- DOCUMENT SEGMENT -
■ ■ ■ ■ ■ ■ ■

It started four months ago in North Carolina, when Taffer went online to find the best deal from a variety of companies.
"I went on a time span where I probably got 10 or 20 phone calls in the matter of a half hour, and one of those lucky people was with Spartan Van Lines," Taffer said.
Taffer said one of their representatives -- Scott -- put him at ease, even telling him they had an office in Flowood.
"They're gonna, you know, keep costs low. 'We're gonna do everything we can to help you,'" he said.
The company did so without ever stepping foot inside his house, instead estimating how much the Taffers had to move over the phone.
"They do it by asking questions. 'We've been doing this for a long time. We're experts. We'll go through...do you have a queen sized bed, a king-size bed? Bed rails?' We went through everything," he said.
Spartan estimated Taffer had 1,430 cubic feet that had to be moved, and quoted him an estimate of $5,061.73.
Spartan's estimate stood out because it was almost half what the other companies planned to charge, so Taffer agreed.
Days later, the price changed.
"He came back and gave me an estimate with a 10 percent buffer on it, because he didn't want me to go over, right?" Taffer said. "And so that estimate, the figure, moved from $5,000 up to $6,400. I was pretty upset, you know. How are you gonna do this to me three days before I have to move?"
Taffer called again and Scott assured him that the 10 percent was just a precaution.
If Taffer didn't go over that estimate, he didn't have to pay, the company said.
"I was supposed to have four movers to pack my three-bedroom house, in uniform, in a Spartan truck, supposed to be nice," Taffer said.
Instead, two movers showed up in an Enterprise box truck, wearing raggedy clothes, according to Taffer.
"That's when everything really fell apart," Taffer said.
As they started packing -- and requested more employees to help move everything -- Taffer noticed the truck running out of room.

■ ■ ■ ■ ■ ■ ■

- SUPPLIED RECORDS -
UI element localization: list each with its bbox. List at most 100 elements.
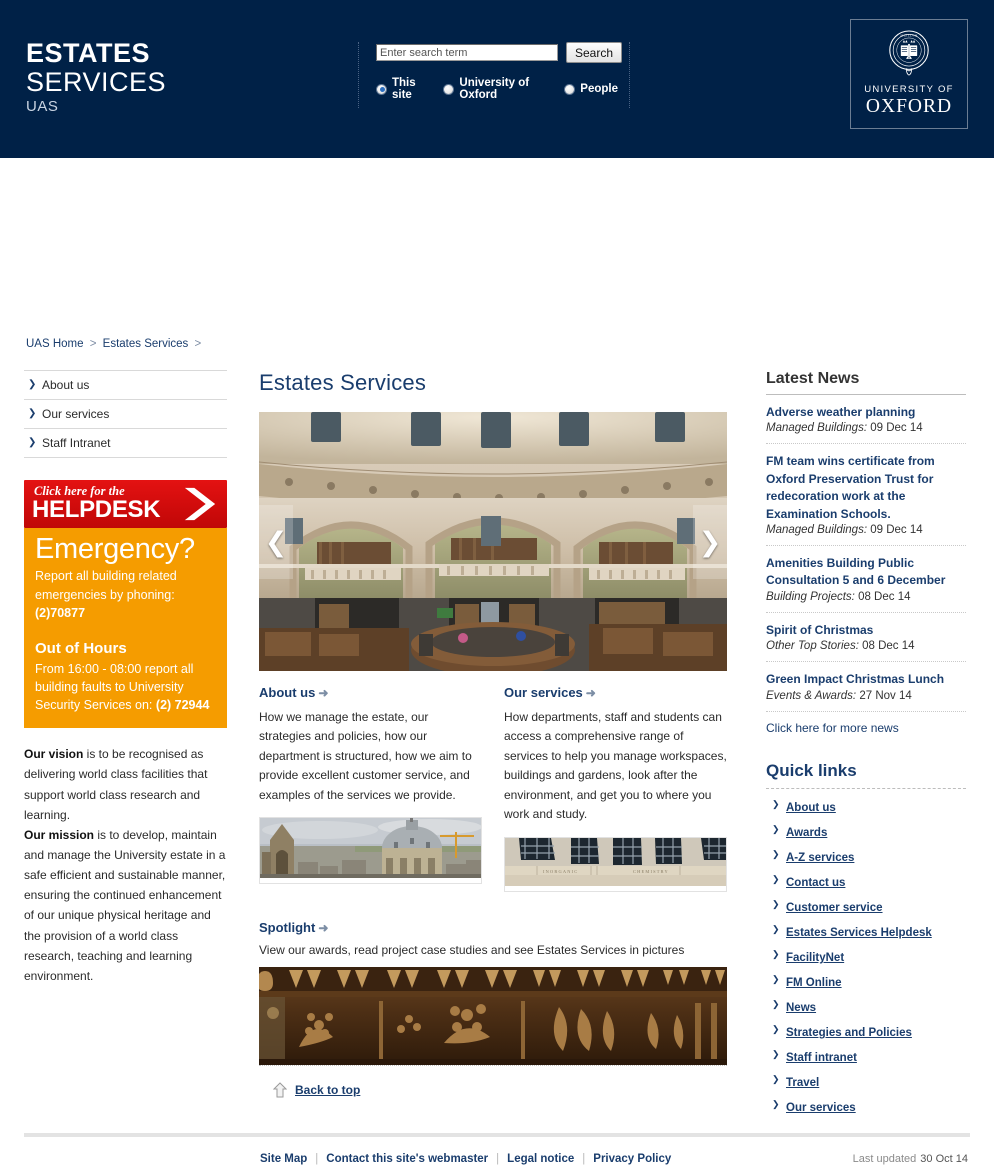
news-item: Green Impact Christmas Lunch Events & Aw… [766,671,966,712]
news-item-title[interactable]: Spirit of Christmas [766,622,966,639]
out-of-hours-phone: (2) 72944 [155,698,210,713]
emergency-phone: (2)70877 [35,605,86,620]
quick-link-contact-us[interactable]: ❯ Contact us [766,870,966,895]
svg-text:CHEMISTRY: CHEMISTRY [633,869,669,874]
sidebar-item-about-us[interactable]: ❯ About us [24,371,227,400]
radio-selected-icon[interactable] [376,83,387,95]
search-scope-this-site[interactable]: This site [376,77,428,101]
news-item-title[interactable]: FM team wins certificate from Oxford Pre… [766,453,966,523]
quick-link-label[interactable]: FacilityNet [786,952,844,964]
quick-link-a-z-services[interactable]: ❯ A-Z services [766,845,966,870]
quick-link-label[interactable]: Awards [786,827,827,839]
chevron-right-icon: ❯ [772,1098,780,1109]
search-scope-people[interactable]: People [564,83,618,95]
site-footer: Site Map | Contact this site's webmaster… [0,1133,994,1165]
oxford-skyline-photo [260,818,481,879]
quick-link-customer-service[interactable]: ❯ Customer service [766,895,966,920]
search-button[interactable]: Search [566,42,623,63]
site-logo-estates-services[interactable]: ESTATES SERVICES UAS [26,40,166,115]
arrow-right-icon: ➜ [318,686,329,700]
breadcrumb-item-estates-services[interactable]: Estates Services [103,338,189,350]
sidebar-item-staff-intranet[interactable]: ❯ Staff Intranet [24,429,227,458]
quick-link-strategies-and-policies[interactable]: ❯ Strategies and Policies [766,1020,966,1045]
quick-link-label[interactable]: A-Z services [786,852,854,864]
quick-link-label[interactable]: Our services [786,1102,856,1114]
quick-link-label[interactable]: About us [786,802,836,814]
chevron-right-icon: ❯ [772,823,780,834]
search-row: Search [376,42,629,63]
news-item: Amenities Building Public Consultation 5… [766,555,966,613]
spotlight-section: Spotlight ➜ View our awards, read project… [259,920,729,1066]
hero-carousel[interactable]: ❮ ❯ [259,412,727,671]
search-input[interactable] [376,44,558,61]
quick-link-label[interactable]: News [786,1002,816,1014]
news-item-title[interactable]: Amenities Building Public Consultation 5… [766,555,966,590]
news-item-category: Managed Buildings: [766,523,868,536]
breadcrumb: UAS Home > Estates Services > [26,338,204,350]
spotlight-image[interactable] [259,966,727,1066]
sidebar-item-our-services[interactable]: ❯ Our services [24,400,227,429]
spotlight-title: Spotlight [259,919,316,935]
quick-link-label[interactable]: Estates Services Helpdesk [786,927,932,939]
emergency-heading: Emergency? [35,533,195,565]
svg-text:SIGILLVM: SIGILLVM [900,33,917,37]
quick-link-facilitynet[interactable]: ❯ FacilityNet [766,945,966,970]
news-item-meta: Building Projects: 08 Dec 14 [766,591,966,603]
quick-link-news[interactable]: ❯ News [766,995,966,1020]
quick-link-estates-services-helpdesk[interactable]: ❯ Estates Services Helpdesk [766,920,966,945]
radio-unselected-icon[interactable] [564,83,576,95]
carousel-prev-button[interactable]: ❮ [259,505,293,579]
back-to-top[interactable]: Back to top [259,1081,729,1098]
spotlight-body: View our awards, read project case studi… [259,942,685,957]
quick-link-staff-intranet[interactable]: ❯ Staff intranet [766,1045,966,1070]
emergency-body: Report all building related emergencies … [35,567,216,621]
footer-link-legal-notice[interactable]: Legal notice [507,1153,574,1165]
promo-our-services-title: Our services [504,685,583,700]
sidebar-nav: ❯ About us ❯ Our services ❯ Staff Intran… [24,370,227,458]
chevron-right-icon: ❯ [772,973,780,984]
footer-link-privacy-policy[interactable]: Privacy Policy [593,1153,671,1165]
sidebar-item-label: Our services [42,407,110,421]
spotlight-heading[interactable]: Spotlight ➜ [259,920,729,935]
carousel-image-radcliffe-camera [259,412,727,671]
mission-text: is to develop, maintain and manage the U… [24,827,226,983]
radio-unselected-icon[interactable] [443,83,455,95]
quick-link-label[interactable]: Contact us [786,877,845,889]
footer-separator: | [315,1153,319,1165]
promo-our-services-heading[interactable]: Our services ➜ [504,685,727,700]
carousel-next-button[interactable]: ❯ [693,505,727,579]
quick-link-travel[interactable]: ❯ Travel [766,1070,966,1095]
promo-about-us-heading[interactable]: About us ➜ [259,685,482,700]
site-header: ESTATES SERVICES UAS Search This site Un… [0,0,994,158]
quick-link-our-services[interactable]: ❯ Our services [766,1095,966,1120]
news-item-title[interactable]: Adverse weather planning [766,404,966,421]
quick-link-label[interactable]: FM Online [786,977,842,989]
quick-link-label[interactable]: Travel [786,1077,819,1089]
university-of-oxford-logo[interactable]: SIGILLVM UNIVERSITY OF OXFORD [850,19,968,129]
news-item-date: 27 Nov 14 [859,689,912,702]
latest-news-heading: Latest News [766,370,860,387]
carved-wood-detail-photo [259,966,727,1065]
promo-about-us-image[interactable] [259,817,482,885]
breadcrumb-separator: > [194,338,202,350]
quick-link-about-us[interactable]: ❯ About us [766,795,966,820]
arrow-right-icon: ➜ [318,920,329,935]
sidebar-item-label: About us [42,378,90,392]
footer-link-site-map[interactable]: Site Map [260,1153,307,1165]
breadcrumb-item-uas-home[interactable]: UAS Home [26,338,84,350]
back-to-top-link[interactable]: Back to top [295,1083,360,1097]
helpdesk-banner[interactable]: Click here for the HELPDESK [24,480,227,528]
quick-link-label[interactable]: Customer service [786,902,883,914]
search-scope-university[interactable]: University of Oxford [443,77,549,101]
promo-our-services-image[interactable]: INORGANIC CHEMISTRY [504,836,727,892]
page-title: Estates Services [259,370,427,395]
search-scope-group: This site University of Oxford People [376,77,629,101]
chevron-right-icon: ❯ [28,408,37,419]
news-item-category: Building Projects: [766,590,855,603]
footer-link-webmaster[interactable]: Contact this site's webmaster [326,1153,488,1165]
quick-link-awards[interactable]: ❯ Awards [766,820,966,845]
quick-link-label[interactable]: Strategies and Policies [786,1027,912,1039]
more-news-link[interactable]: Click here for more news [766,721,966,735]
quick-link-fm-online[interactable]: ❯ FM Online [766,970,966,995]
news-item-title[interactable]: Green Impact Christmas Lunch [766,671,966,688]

■ ■ ■ ■ ■ ■ ■

- YOUR INSTRUCTIONS -
Summarize the account of Taffer's move with Spartan Van Lines in two sentences.

- RESULT OF THE EXERCISE -
Taffer agreed to use Spartan Van Lines after it estimated his move over the phone at $5,061.73, almost half what other companies planned to charge, but days later the company raised the estimate by adding a 10 percent buffer. Instead of the four uniformed movers in a Spartan truck he expected, two movers arrived in an Enterprise box truck, and as they packed, the truck began running out of room.